**DIRECTIONS FOR THIS TASK:** Repeat every line of the material, character for character.

+--

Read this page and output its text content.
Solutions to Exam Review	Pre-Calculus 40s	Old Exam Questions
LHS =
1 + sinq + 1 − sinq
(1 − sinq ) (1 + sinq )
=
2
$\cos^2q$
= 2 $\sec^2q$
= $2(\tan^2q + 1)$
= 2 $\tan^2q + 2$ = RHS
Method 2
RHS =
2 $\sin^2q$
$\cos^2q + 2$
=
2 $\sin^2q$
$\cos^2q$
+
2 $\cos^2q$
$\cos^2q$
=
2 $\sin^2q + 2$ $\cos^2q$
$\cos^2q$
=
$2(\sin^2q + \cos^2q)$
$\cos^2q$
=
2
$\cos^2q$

+--

**SOLVED PROBLEM:**
Read this page and output its text content.
Solutions to Exam Review	Pre-Calculus 40s	Old Exam Questions
LHS =
1 + sinq + 1 − sinq
(1 − sinq ) (1 + sinq )
=
2
$\cos^2q$
= 2 $\sec^2q$
= $2(\tan^2q + 1)$
= 2 $\tan^2q + 2$ = RHS
Method 2
RHS =
2 $\sin^2q$
$\cos^2q + 2$
=
2 $\sin^2q$
$\cos^2q$
+
2 $\cos^2q$
$\cos^2q$
=
2 $\sin^2q + 2$ $\cos^2q$
$\cos^2q$
=
$2(\sin^2q + \cos^2q)$
$\cos^2q$
=
2
$\cos^2q$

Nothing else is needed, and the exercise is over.